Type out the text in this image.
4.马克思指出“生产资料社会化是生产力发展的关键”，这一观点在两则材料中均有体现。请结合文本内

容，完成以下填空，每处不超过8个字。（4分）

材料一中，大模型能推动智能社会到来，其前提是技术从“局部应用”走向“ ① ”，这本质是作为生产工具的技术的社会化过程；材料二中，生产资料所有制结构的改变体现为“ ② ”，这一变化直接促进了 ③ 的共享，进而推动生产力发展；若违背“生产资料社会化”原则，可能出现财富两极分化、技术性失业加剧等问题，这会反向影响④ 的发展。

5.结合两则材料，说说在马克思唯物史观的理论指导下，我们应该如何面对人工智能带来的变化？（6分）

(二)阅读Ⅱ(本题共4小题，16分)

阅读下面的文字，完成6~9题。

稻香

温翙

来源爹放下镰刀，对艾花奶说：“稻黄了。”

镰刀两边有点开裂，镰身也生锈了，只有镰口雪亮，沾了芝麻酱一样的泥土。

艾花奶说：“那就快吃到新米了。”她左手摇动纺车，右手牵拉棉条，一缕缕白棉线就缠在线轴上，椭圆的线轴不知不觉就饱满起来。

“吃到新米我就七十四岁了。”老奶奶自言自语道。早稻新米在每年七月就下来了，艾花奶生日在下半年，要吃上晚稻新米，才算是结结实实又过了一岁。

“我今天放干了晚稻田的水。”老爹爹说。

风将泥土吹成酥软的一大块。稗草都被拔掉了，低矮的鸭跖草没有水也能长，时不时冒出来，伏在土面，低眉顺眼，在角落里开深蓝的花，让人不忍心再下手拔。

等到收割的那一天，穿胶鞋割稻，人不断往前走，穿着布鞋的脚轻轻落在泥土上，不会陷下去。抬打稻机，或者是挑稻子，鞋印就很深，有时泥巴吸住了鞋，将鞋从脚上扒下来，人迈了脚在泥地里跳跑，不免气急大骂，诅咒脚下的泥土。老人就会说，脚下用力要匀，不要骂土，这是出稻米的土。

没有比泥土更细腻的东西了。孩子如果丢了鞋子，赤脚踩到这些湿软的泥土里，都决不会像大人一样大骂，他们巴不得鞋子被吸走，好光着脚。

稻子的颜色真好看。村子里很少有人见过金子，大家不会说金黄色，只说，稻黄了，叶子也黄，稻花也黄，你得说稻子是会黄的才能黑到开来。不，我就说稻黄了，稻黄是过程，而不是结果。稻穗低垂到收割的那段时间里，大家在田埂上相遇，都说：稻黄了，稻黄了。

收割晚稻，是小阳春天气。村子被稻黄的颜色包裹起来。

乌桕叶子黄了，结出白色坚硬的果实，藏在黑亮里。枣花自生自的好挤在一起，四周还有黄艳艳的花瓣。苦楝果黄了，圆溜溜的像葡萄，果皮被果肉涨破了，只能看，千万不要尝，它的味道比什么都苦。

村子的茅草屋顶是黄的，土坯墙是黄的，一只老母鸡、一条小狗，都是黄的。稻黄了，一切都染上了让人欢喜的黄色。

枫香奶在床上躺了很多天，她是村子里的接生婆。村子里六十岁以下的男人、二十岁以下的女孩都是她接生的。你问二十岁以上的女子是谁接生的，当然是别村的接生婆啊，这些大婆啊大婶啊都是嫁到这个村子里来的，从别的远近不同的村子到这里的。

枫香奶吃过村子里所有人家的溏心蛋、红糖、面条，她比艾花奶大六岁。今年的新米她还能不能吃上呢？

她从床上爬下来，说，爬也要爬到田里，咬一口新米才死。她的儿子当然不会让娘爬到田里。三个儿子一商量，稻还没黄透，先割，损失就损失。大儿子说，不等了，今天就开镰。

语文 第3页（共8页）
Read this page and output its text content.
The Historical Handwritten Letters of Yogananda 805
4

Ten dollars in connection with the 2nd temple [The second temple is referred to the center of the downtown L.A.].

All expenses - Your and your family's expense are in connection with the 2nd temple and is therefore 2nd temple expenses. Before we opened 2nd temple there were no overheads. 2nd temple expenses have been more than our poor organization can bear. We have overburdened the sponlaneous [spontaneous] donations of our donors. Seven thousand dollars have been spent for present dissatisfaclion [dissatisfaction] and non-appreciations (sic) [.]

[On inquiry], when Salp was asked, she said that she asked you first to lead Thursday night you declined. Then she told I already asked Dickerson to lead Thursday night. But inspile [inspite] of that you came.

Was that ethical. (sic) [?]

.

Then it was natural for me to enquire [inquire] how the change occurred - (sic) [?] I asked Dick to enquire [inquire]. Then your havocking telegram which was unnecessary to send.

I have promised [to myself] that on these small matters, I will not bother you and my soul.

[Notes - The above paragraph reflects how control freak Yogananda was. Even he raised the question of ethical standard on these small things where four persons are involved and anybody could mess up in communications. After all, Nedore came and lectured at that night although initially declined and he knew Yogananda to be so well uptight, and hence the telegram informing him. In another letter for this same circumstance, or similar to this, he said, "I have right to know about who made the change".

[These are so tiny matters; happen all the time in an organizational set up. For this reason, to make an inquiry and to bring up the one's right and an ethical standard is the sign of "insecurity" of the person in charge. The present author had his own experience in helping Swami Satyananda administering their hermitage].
-*-*-
**Exercise directions:**
Reproduce the records in full, exactly as written.

**Exercise response:**
Type out the text in this image.
4.马克思指出“生产资料社会化是生产力发展的关键”，这一观点在两则材料中均有体现。请结合文本内

容，完成以下填空，每处不超过8个字。（4分）

材料一中，大模型能推动智能社会到来，其前提是技术从“局部应用”走向“ ① ”，这本质是作为生产工具的技术的社会化过程；材料二中，生产资料所有制结构的改变体现为“ ② ”，这一变化直接促进了 ③ 的共享，进而推动生产力发展；若违背“生产资料社会化”原则，可能出现财富两极分化、技术性失业加剧等问题，这会反向影响④ 的发展。

5.结合两则材料，说说在马克思唯物史观的理论指导下，我们应该如何面对人工智能带来的变化？（6分）

(二)阅读Ⅱ(本题共4小题，16分)

阅读下面的文字，完成6~9题。

稻香

温翙

来源爹放下镰刀，对艾花奶说：“稻黄了。”

镰刀两边有点开裂，镰身也生锈了，只有镰口雪亮，沾了芝麻酱一样的泥土。

艾花奶说：“那就快吃到新米了。”她左手摇动纺车，右手牵拉棉条，一缕缕白棉线就缠在线轴上，椭圆的线轴不知不觉就饱满起来。

“吃到新米我就七十四岁了。”老奶奶自言自语道。早稻新米在每年七月就下来了，艾花奶生日在下半年，要吃上晚稻新米，才算是结结实实又过了一岁。

“我今天放干了晚稻田的水。”老爹爹说。

风将泥土吹成酥软的一大块。稗草都被拔掉了，低矮的鸭跖草没有水也能长，时不时冒出来，伏在土面，低眉顺眼，在角落里开深蓝的花，让人不忍心再下手拔。

等到收割的那一天，穿胶鞋割稻，人不断往前走，穿着布鞋的脚轻轻落在泥土上，不会陷下去。抬打稻机，或者是挑稻子，鞋印就很深，有时泥巴吸住了鞋，将鞋从脚上扒下来，人迈了脚在泥地里跳跑，不免气急大骂，诅咒脚下的泥土。老人就会说，脚下用力要匀，不要骂土，这是出稻米的土。

没有比泥土更细腻的东西了。孩子如果丢了鞋子，赤脚踩到这些湿软的泥土里，都决不会像大人一样大骂，他们巴不得鞋子被吸走，好光着脚。

稻子的颜色真好看。村子里很少有人见过金子，大家不会说金黄色，只说，稻黄了，叶子也黄，稻花也黄，你得说稻子是会黄的才能黑到开来。不，我就说稻黄了，稻黄是过程，而不是结果。稻穗低垂到收割的那段时间里，大家在田埂上相遇，都说：稻黄了，稻黄了。

收割晚稻，是小阳春天气。村子被稻黄的颜色包裹起来。

乌桕叶子黄了，结出白色坚硬的果实，藏在黑亮里。枣花自生自的好挤在一起，四周还有黄艳艳的花瓣。苦楝果黄了，圆溜溜的像葡萄，果皮被果肉涨破了，只能看，千万不要尝，它的味道比什么都苦。

村子的茅草屋顶是黄的，土坯墙是黄的，一只老母鸡、一条小狗，都是黄的。稻黄了，一切都染上了让人欢喜的黄色。

枫香奶在床上躺了很多天，她是村子里的接生婆。村子里六十岁以下的男人、二十岁以下的女孩都是她接生的。你问二十岁以上的女子是谁接生的，当然是别村的接生婆啊，这些大婆啊大婶啊都是嫁到这个村子里来的，从别的远近不同的村子到这里的。

枫香奶吃过村子里所有人家的溏心蛋、红糖、面条，她比艾花奶大六岁。今年的新米她还能不能吃上呢？

她从床上爬下来，说，爬也要爬到田里，咬一口新米才死。她的儿子当然不会让娘爬到田里。三个儿子一商量，稻还没黄透，先割，损失就损失。大儿子说，不等了，今天就开镰。

语文 第3页（共8页）
Read this page and output its text content.
The Historical Handwritten Letters of Yogananda 805
4

Ten dollars in connection with the 2nd temple [The second temple is referred to the center of the downtown L.A.].

All expenses - Your and your family's expense are in connection with the 2nd temple and is therefore 2nd temple expenses. Before we opened 2nd temple there were no overheads. 2nd temple expenses have been more than our poor organization can bear. We have overburdened the sponlaneous [spontaneous] donations of our donors. Seven thousand dollars have been spent for present dissatisfaclion [dissatisfaction] and non-appreciations (sic) [.]

[On inquiry], when Salp was asked, she said that she asked you first to lead Thursday night you declined. Then she told I already asked Dickerson to lead Thursday night. But inspile [inspite] of that you came.

Was that ethical. (sic) [?]

.

Then it was natural for me to enquire [inquire] how the change occurred - (sic) [?] I asked Dick to enquire [inquire]. Then your havocking telegram which was unnecessary to send.

I have promised [to myself] that on these small matters, I will not bother you and my soul.

[Notes - The above paragraph reflects how control freak Yogananda was. Even he raised the question of ethical standard on these small things where four persons are involved and anybody could mess up in communications. After all, Nedore came and lectured at that night although initially declined and he knew Yogananda to be so well uptight, and hence the telegram informing him. In another letter for this same circumstance, or similar to this, he said, "I have right to know about who made the change".

[These are so tiny matters; happen all the time in an organizational set up. For this reason, to make an inquiry and to bring up the one's right and an ethical standard is the sign of "insecurity" of the person in charge. The present author had his own experience in helping Swami Satyananda administering their hermitage].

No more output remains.